> [Problem requirements]: Write only the number of lines holding the string "dashed".

> [Available data]:
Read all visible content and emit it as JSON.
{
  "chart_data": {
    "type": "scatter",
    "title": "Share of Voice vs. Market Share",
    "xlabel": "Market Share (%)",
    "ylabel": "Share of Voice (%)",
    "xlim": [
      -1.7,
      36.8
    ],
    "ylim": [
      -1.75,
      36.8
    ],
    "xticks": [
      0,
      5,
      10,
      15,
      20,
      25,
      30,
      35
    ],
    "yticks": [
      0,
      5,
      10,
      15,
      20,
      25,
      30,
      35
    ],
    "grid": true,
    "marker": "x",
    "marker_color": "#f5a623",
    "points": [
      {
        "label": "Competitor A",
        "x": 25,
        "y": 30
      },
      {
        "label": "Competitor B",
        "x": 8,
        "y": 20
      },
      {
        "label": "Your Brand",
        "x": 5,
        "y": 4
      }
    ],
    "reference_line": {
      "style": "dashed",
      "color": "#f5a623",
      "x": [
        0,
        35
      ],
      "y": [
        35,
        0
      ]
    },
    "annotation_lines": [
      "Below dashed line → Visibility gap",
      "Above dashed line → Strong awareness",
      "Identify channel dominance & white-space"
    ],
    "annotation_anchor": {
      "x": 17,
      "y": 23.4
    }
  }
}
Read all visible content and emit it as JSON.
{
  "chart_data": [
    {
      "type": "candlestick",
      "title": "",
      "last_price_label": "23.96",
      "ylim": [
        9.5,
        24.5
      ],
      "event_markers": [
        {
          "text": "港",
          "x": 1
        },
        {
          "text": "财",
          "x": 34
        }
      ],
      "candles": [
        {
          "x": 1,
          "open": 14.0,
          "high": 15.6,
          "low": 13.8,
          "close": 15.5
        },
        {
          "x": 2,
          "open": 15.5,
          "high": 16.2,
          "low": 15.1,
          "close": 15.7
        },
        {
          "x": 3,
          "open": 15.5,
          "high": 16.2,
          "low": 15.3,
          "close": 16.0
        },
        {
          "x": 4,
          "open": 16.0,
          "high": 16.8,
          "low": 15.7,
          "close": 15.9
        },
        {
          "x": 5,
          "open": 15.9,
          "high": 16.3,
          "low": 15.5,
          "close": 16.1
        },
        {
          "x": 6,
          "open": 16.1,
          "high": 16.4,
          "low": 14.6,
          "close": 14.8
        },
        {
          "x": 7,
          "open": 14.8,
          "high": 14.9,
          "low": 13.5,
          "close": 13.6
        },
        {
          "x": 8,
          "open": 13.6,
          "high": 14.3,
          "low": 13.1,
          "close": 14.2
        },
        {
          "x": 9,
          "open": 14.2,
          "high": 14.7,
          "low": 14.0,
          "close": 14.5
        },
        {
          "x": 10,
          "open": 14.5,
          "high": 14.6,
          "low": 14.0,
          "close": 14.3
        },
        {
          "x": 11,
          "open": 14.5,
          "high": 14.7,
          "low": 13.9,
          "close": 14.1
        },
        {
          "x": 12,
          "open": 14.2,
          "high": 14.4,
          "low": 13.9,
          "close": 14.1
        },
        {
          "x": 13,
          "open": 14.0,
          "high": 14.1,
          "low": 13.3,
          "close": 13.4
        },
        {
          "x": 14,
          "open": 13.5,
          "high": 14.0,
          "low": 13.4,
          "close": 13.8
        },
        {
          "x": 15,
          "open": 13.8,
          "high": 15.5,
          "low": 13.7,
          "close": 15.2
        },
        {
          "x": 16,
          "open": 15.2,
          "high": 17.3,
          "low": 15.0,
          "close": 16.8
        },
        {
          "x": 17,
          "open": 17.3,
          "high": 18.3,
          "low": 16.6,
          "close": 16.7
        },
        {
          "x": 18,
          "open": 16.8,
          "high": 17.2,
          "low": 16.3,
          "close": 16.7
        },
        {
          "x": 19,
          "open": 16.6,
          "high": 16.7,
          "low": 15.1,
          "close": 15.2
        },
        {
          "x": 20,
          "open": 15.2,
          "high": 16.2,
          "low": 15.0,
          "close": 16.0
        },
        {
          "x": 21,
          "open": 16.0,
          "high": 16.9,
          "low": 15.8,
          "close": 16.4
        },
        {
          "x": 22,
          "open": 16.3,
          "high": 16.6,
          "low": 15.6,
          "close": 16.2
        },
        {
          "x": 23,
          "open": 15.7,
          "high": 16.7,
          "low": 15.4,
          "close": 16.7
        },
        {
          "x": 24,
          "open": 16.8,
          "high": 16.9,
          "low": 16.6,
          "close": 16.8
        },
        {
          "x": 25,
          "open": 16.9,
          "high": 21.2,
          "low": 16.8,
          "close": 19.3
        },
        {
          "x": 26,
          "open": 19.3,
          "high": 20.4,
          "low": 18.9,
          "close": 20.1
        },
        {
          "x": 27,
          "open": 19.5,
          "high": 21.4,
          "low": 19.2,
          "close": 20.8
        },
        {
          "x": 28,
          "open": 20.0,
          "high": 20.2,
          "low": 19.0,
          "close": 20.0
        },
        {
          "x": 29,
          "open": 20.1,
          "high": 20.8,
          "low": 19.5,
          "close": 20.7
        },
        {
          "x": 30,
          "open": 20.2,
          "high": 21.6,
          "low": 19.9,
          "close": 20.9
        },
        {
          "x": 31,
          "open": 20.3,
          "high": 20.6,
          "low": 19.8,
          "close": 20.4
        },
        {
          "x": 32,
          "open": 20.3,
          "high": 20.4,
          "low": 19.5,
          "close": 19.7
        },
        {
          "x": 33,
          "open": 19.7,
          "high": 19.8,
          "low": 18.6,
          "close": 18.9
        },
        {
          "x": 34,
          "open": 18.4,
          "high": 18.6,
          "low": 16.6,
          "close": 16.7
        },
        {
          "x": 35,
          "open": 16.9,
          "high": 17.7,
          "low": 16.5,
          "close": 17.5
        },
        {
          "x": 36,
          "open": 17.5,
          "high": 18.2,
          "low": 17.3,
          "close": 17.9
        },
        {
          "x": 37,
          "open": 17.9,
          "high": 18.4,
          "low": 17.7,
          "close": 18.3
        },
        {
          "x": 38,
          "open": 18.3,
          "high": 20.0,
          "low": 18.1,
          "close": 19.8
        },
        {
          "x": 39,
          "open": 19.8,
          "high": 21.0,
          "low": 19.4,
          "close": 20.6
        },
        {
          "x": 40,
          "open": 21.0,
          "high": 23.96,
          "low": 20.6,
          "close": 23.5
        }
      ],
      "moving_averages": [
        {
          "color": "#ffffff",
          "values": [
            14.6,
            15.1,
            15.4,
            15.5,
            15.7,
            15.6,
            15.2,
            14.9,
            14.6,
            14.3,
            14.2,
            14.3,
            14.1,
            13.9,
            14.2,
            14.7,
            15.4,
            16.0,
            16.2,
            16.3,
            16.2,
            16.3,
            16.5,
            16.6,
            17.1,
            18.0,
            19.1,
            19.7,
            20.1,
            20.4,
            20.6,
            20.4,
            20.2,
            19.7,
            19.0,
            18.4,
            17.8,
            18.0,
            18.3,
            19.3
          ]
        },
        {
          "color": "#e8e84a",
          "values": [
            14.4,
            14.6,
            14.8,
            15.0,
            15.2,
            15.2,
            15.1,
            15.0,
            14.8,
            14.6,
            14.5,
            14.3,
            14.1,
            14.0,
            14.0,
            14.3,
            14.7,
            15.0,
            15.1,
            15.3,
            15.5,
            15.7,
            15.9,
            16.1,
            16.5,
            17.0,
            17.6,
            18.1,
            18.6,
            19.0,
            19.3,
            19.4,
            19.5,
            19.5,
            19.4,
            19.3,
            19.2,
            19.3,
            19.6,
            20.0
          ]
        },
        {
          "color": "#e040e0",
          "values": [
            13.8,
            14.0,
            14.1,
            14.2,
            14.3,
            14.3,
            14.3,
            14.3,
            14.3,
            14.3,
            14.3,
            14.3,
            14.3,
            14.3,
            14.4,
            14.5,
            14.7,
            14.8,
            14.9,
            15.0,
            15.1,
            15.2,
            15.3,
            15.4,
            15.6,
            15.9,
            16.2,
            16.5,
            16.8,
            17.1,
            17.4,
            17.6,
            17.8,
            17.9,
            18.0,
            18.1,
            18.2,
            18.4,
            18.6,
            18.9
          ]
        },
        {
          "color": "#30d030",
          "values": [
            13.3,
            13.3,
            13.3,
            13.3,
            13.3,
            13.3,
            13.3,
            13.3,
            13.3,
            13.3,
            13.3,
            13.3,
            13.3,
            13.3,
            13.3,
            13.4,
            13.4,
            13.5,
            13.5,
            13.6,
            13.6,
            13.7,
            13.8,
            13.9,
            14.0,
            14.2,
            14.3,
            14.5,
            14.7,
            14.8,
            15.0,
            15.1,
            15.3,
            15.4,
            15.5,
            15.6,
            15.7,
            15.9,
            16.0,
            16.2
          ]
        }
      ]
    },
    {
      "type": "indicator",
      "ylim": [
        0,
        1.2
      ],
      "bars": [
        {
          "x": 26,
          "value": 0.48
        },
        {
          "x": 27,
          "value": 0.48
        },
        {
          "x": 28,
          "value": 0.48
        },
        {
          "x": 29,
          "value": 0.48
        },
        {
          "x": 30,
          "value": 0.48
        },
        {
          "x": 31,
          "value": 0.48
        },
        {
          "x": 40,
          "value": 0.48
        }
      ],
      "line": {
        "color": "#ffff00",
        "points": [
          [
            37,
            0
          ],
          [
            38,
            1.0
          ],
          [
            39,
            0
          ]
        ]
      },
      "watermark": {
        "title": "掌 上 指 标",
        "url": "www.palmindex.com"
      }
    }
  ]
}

> [Full output]: 3